DIRECTIVE: Your task is to filter the data below down to the lines holding "work".

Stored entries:
——————————
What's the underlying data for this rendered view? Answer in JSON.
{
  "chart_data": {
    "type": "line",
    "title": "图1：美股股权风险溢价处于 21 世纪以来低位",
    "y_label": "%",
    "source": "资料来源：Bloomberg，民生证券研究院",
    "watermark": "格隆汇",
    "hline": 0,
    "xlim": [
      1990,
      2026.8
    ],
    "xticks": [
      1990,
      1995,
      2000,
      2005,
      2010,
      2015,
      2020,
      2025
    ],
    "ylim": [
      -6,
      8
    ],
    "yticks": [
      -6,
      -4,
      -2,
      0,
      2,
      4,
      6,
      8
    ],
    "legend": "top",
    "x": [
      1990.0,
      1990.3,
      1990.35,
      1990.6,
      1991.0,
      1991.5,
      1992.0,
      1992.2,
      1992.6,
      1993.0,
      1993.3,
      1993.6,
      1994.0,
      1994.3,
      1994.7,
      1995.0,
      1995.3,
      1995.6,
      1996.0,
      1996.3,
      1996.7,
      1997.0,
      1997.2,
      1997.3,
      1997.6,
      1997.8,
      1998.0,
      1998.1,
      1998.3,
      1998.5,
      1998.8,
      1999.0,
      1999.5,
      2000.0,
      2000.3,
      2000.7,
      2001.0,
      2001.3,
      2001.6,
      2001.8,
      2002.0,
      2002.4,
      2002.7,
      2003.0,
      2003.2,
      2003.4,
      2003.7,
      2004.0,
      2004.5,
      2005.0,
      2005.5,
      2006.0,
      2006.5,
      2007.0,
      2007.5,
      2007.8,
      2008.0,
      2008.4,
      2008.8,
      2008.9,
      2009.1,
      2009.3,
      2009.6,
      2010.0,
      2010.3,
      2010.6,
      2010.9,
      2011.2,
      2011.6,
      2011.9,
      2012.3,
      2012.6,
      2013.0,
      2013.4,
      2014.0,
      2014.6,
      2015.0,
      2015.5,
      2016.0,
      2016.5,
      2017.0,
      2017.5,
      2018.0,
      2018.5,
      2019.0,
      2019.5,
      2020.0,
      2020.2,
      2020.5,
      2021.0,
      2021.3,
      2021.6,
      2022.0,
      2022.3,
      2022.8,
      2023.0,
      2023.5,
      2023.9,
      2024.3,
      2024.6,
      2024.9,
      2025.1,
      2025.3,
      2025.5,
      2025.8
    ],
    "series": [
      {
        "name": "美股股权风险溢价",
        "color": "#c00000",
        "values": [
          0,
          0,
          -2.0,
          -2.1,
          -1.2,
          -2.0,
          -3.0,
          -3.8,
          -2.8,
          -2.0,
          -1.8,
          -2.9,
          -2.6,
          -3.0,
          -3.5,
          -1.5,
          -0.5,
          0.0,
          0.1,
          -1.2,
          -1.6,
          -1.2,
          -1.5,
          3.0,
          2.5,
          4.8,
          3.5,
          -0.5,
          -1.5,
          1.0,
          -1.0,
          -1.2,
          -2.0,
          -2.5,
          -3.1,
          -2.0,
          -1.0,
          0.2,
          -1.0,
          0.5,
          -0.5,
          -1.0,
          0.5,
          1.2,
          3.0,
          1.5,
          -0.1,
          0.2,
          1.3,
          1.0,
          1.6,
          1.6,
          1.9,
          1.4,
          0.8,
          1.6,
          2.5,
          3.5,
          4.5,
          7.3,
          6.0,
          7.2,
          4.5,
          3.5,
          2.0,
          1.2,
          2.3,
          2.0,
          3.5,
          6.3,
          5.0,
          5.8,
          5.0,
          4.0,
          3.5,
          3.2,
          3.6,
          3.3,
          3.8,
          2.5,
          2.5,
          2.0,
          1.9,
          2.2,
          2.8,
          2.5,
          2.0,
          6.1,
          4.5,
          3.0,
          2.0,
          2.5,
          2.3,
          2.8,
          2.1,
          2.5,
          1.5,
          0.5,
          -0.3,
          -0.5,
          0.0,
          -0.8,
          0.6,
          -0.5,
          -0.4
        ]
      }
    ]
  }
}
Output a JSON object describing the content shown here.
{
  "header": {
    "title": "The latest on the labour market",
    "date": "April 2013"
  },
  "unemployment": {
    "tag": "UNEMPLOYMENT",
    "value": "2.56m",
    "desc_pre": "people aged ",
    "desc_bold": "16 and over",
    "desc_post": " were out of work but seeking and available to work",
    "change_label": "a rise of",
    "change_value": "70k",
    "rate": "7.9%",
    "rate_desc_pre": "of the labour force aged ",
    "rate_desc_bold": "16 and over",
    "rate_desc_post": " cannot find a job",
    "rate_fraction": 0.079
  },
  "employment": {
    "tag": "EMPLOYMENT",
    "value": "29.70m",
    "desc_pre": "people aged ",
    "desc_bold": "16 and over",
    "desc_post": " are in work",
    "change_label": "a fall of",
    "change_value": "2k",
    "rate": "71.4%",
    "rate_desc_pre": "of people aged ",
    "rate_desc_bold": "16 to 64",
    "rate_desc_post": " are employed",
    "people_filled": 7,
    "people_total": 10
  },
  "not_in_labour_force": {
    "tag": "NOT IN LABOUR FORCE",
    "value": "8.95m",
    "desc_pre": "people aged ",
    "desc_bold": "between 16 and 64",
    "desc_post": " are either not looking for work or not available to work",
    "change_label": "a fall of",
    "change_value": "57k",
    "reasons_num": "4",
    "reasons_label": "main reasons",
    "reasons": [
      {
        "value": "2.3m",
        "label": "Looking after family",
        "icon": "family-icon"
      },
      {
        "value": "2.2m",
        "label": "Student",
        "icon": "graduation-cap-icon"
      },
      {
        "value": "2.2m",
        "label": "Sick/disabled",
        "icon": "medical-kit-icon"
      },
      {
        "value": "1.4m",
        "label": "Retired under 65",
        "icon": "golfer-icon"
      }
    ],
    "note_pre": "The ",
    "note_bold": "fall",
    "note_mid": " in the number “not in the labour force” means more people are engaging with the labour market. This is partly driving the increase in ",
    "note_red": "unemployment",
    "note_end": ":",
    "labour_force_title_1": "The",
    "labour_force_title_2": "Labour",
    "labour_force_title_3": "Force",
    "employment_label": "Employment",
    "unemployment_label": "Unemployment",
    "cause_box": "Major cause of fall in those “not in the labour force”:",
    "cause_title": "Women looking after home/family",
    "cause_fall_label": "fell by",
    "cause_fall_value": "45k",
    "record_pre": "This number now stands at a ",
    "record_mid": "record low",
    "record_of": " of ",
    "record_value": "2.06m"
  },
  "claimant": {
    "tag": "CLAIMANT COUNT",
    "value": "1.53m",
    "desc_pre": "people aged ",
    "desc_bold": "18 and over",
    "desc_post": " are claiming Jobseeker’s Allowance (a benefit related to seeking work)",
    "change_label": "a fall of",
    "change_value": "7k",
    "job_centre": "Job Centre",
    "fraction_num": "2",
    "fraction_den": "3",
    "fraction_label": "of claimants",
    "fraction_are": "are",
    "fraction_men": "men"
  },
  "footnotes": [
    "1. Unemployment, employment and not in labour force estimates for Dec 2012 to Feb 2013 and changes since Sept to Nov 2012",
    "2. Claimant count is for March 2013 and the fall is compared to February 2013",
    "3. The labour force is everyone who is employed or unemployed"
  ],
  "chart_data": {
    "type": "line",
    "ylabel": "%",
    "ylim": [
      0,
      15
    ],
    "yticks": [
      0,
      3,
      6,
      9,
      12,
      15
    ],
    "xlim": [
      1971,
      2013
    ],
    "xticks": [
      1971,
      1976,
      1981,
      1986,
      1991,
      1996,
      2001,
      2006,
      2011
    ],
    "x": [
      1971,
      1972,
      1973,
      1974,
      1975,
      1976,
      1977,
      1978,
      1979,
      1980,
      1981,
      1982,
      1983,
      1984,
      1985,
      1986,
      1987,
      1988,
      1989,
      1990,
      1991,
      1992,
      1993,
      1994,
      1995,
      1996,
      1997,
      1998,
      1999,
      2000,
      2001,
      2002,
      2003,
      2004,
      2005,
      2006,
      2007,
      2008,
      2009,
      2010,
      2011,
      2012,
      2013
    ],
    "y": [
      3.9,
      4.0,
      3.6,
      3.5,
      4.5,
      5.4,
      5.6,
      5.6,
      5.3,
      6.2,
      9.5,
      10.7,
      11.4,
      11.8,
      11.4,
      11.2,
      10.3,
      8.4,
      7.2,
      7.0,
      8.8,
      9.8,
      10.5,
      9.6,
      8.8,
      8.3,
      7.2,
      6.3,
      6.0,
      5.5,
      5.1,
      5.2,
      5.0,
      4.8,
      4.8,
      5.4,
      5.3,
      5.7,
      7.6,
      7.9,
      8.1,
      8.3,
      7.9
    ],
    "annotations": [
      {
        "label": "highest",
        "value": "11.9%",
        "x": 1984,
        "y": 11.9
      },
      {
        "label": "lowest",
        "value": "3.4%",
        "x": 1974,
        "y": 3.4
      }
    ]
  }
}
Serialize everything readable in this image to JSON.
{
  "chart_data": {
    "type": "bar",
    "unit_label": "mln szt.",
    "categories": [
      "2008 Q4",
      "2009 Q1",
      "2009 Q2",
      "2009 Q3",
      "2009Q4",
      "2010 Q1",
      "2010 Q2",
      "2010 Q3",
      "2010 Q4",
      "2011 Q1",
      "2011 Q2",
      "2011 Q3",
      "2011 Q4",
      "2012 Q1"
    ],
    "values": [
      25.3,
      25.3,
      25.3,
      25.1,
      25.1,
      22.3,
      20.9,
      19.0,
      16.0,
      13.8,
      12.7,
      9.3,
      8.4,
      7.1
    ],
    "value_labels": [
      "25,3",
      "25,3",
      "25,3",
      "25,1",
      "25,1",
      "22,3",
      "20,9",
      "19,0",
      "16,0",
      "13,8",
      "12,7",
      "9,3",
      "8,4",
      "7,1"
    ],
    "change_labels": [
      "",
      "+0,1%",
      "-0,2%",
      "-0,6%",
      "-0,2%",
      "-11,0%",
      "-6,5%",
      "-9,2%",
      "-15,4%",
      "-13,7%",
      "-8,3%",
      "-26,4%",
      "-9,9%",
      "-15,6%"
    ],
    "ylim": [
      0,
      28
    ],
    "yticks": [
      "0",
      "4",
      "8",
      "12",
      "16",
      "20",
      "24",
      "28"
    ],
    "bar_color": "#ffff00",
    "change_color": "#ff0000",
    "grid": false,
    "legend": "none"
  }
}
——————————
REPLY TO THE TASK:
    "desc_post": " were out of work but seeking and available to work",
    "desc_post": " are in work",
    "desc_post": " are either not looking for work or not available to work",
    "desc_post": " are claiming Jobseeker’s Allowance (a benefit related to seeking work)",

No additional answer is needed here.